Dataset excerpt
===============
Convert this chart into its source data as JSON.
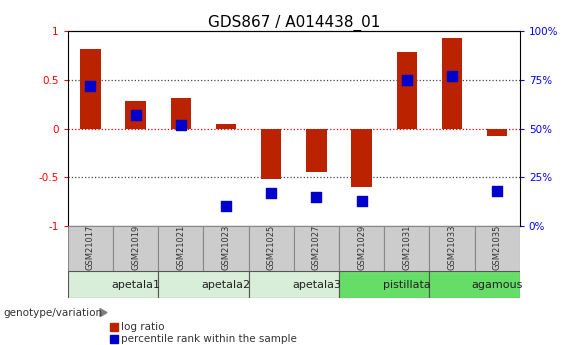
{
  "title": "GDS867 / A014438_01",
  "samples": [
    "GSM21017",
    "GSM21019",
    "GSM21021",
    "GSM21023",
    "GSM21025",
    "GSM21027",
    "GSM21029",
    "GSM21031",
    "GSM21033",
    "GSM21035"
  ],
  "log_ratio": [
    0.82,
    0.28,
    0.31,
    0.05,
    -0.52,
    -0.45,
    -0.6,
    0.78,
    0.93,
    -0.08
  ],
  "percentile_rank_pct": [
    72,
    57,
    52,
    10,
    17,
    15,
    13,
    75,
    77,
    18
  ],
  "groups": [
    {
      "label": "apetala1",
      "start": 0,
      "end": 2,
      "color": "#d8eed8"
    },
    {
      "label": "apetala2",
      "start": 2,
      "end": 4,
      "color": "#d8eed8"
    },
    {
      "label": "apetala3",
      "start": 4,
      "end": 6,
      "color": "#d8eed8"
    },
    {
      "label": "pistillata",
      "start": 6,
      "end": 8,
      "color": "#66dd66"
    },
    {
      "label": "agamous",
      "start": 8,
      "end": 10,
      "color": "#66dd66"
    }
  ],
  "ylim": [
    -1,
    1
  ],
  "bar_color": "#bb2200",
  "dot_color": "#0000cc",
  "bar_width": 0.45,
  "dot_size": 55,
  "hline_color_zero": "#dd0000",
  "hline_color_dotted": "#444444",
  "sample_box_color": "#cccccc",
  "group_label_fontsize": 8,
  "sample_label_fontsize": 6,
  "title_fontsize": 11
}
===============
* Aim of the task
Write out the full set of lines verbatim, without the pictures.

* Solution below
Convert this chart into its source data as JSON.
{
  "title": "GDS867 / A014438_01",
  "samples": [
    "GSM21017",
    "GSM21019",
    "GSM21021",
    "GSM21023",
    "GSM21025",
    "GSM21027",
    "GSM21029",
    "GSM21031",
    "GSM21033",
    "GSM21035"
  ],
  "log_ratio": [
    0.82,
    0.28,
    0.31,
    0.05,
    -0.52,
    -0.45,
    -0.6,
    0.78,
    0.93,
    -0.08
  ],
  "percentile_rank_pct": [
    72,
    57,
    52,
    10,
    17,
    15,
    13,
    75,
    77,
    18
  ],
  "groups": [
    {
      "label": "apetala1",
      "start": 0,
      "end": 2,
      "color": "#d8eed8"
    },
    {
      "label": "apetala2",
      "start": 2,
      "end": 4,
      "color": "#d8eed8"
    },
    {
      "label": "apetala3",
      "start": 4,
      "end": 6,
      "color": "#d8eed8"
    },
    {
      "label": "pistillata",
      "start": 6,
      "end": 8,
      "color": "#66dd66"
    },
    {
      "label": "agamous",
      "start": 8,
      "end": 10,
      "color": "#66dd66"
    }
  ],
  "ylim": [
    -1,
    1
  ],
  "bar_color": "#bb2200",
  "dot_color": "#0000cc",
  "bar_width": 0.45,
  "dot_size": 55,
  "hline_color_zero": "#dd0000",
  "hline_color_dotted": "#444444",
  "sample_box_color": "#cccccc",
  "group_label_fontsize": 8,
  "sample_label_fontsize": 6,
  "title_fontsize": 11
}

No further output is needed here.